▶ _Dataset entries_
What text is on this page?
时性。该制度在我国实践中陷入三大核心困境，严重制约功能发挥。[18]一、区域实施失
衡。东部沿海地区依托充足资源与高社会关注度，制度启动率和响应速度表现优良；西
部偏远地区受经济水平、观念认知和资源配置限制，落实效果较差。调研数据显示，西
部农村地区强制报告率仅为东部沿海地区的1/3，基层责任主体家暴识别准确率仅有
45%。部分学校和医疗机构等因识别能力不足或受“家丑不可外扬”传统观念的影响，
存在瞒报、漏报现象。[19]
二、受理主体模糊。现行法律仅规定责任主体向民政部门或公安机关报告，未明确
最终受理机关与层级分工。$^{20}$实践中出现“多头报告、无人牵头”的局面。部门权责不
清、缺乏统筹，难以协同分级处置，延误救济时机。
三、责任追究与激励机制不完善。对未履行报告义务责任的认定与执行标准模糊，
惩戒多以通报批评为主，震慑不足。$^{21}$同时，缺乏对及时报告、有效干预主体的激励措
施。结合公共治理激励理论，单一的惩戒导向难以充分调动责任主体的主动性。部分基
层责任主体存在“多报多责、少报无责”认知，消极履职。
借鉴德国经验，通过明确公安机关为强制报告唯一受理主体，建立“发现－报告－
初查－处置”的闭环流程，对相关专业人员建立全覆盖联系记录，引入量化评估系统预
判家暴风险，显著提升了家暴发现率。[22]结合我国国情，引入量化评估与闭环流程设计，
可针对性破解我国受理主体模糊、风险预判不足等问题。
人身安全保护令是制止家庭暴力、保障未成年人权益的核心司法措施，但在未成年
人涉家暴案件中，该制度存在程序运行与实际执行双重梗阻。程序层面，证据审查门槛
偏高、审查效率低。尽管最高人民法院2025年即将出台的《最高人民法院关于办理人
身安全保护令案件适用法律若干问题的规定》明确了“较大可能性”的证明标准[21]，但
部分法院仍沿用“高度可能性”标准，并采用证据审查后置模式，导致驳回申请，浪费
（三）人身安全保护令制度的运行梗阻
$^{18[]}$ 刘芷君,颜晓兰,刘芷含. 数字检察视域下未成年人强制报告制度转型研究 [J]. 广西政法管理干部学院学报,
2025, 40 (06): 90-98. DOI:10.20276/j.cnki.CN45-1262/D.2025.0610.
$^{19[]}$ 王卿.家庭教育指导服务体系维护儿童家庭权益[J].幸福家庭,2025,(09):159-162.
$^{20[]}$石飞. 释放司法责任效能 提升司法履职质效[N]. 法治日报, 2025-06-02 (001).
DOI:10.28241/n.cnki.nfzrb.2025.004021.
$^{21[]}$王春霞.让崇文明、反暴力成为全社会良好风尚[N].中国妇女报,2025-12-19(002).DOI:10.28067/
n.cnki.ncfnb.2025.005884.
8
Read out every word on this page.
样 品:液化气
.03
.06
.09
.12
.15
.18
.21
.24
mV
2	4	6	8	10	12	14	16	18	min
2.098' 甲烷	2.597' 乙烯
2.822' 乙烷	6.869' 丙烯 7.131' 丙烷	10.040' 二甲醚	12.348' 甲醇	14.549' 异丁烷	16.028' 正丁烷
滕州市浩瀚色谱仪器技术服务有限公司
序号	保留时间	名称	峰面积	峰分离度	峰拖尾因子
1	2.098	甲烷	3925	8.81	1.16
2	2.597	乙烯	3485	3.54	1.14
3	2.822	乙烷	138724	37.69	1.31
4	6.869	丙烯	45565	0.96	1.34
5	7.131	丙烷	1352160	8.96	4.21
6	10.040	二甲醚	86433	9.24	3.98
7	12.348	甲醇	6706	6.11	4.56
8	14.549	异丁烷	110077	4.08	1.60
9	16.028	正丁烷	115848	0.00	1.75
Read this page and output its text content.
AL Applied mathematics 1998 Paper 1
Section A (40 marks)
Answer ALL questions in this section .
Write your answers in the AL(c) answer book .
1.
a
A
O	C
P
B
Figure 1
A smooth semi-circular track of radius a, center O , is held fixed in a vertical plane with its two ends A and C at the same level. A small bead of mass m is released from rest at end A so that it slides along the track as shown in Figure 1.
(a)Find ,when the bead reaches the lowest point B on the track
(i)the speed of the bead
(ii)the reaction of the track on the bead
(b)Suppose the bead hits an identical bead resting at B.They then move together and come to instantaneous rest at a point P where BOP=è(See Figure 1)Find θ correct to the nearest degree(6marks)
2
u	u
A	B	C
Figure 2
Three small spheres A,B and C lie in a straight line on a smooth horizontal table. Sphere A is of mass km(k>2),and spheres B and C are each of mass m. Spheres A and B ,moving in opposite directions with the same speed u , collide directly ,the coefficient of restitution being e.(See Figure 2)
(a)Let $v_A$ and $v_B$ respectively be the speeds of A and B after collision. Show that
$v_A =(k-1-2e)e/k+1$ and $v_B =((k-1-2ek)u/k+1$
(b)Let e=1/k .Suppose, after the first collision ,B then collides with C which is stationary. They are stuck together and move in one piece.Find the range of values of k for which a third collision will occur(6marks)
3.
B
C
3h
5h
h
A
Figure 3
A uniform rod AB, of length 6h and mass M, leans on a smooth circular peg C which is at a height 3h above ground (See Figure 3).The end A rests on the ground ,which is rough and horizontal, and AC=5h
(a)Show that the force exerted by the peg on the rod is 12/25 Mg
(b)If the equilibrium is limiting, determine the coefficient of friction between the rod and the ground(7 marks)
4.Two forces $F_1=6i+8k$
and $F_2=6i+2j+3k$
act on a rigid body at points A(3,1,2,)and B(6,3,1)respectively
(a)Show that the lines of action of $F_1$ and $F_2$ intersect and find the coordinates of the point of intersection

▶ _Written task_
Would you reproduce all the entries exactly?

▶ _Written solution_
What text is on this page?
时性。该制度在我国实践中陷入三大核心困境，严重制约功能发挥。[18]一、区域实施失
衡。东部沿海地区依托充足资源与高社会关注度，制度启动率和响应速度表现优良；西
部偏远地区受经济水平、观念认知和资源配置限制，落实效果较差。调研数据显示，西
部农村地区强制报告率仅为东部沿海地区的1/3，基层责任主体家暴识别准确率仅有
45%。部分学校和医疗机构等因识别能力不足或受“家丑不可外扬”传统观念的影响，
存在瞒报、漏报现象。[19]
二、受理主体模糊。现行法律仅规定责任主体向民政部门或公安机关报告，未明确
最终受理机关与层级分工。$^{20}$实践中出现“多头报告、无人牵头”的局面。部门权责不
清、缺乏统筹，难以协同分级处置，延误救济时机。
三、责任追究与激励机制不完善。对未履行报告义务责任的认定与执行标准模糊，
惩戒多以通报批评为主，震慑不足。$^{21}$同时，缺乏对及时报告、有效干预主体的激励措
施。结合公共治理激励理论，单一的惩戒导向难以充分调动责任主体的主动性。部分基
层责任主体存在“多报多责、少报无责”认知，消极履职。
借鉴德国经验，通过明确公安机关为强制报告唯一受理主体，建立“发现－报告－
初查－处置”的闭环流程，对相关专业人员建立全覆盖联系记录，引入量化评估系统预
判家暴风险，显著提升了家暴发现率。[22]结合我国国情，引入量化评估与闭环流程设计，
可针对性破解我国受理主体模糊、风险预判不足等问题。
人身安全保护令是制止家庭暴力、保障未成年人权益的核心司法措施，但在未成年
人涉家暴案件中，该制度存在程序运行与实际执行双重梗阻。程序层面，证据审查门槛
偏高、审查效率低。尽管最高人民法院2025年即将出台的《最高人民法院关于办理人
身安全保护令案件适用法律若干问题的规定》明确了“较大可能性”的证明标准[21]，但
部分法院仍沿用“高度可能性”标准，并采用证据审查后置模式，导致驳回申请，浪费
（三）人身安全保护令制度的运行梗阻
$^{18[]}$ 刘芷君,颜晓兰,刘芷含. 数字检察视域下未成年人强制报告制度转型研究 [J]. 广西政法管理干部学院学报,
2025, 40 (06): 90-98. DOI:10.20276/j.cnki.CN45-1262/D.2025.0610.
$^{19[]}$ 王卿.家庭教育指导服务体系维护儿童家庭权益[J].幸福家庭,2025,(09):159-162.
$^{20[]}$石飞. 释放司法责任效能 提升司法履职质效[N]. 法治日报, 2025-06-02 (001).
DOI:10.28241/n.cnki.nfzrb.2025.004021.
$^{21[]}$王春霞.让崇文明、反暴力成为全社会良好风尚[N].中国妇女报,2025-12-19(002).DOI:10.28067/
n.cnki.ncfnb.2025.005884.
8
Read out every word on this page.
样 品:液化气
.03
.06
.09
.12
.15
.18
.21
.24
mV
2	4	6	8	10	12	14	16	18	min
2.098' 甲烷	2.597' 乙烯
2.822' 乙烷	6.869' 丙烯 7.131' 丙烷	10.040' 二甲醚	12.348' 甲醇	14.549' 异丁烷	16.028' 正丁烷
滕州市浩瀚色谱仪器技术服务有限公司
序号	保留时间	名称	峰面积	峰分离度	峰拖尾因子
1	2.098	甲烷	3925	8.81	1.16
2	2.597	乙烯	3485	3.54	1.14
3	2.822	乙烷	138724	37.69	1.31
4	6.869	丙烯	45565	0.96	1.34
5	7.131	丙烷	1352160	8.96	4.21
6	10.040	二甲醚	86433	9.24	3.98
7	12.348	甲醇	6706	6.11	4.56
8	14.549	异丁烷	110077	4.08	1.60
9	16.028	正丁烷	115848	0.00	1.75
Read this page and output its text content.
AL Applied mathematics 1998 Paper 1
Section A (40 marks)
Answer ALL questions in this section .
Write your answers in the AL(c) answer book .
1.
a
A
O	C
P
B
Figure 1
A smooth semi-circular track of radius a, center O , is held fixed in a vertical plane with its two ends A and C at the same level. A small bead of mass m is released from rest at end A so that it slides along the track as shown in Figure 1.
(a)Find ,when the bead reaches the lowest point B on the track
(i)the speed of the bead
(ii)the reaction of the track on the bead
(b)Suppose the bead hits an identical bead resting at B.They then move together and come to instantaneous rest at a point P where BOP=è(See Figure 1)Find θ correct to the nearest degree(6marks)
2
u	u
A	B	C
Figure 2
Three small spheres A,B and C lie in a straight line on a smooth horizontal table. Sphere A is of mass km(k>2),and spheres B and C are each of mass m. Spheres A and B ,moving in opposite directions with the same speed u , collide directly ,the coefficient of restitution being e.(See Figure 2)
(a)Let $v_A$ and $v_B$ respectively be the speeds of A and B after collision. Show that
$v_A =(k-1-2e)e/k+1$ and $v_B =((k-1-2ek)u/k+1$
(b)Let e=1/k .Suppose, after the first collision ,B then collides with C which is stationary. They are stuck together and move in one piece.Find the range of values of k for which a third collision will occur(6marks)
3.
B
C
3h
5h
h
A
Figure 3
A uniform rod AB, of length 6h and mass M, leans on a smooth circular peg C which is at a height 3h above ground (See Figure 3).The end A rests on the ground ,which is rough and horizontal, and AC=5h
(a)Show that the force exerted by the peg on the rod is 12/25 Mg
(b)If the equilibrium is limiting, determine the coefficient of friction between the rod and the ground(7 marks)
4.Two forces $F_1=6i+8k$
and $F_2=6i+2j+3k$
act on a rigid body at points A(3,1,2,)and B(6,3,1)respectively
(a)Show that the lines of action of $F_1$ and $F_2$ intersect and find the coordinates of the point of intersection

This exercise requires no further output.